- _Goal of the exercise_
Extract all data as written.

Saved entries

+ + + + +

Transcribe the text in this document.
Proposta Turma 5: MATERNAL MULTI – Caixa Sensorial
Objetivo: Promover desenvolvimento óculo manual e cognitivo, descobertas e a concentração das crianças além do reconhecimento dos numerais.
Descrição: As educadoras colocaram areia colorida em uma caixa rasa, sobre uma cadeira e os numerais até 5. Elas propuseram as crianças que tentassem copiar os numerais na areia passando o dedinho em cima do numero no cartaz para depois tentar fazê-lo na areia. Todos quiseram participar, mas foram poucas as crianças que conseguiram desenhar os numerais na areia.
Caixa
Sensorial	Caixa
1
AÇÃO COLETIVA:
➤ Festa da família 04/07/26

+ + + + +

- _Answer_
Transcribe the text in this document.
Proposta Turma 5: MATERNAL MULTI – Caixa Sensorial
Objetivo: Promover desenvolvimento óculo manual e cognitivo, descobertas e a concentração das crianças além do reconhecimento dos numerais.
Descrição: As educadoras colocaram areia colorida em uma caixa rasa, sobre uma cadeira e os numerais até 5. Elas propuseram as crianças que tentassem copiar os numerais na areia passando o dedinho em cima do numero no cartaz para depois tentar fazê-lo na areia. Todos quiseram participar, mas foram poucas as crianças que conseguiram desenhar os numerais na areia.
Caixa
Sensorial	Caixa
1
AÇÃO COLETIVA:
➤ Festa da família 04/07/26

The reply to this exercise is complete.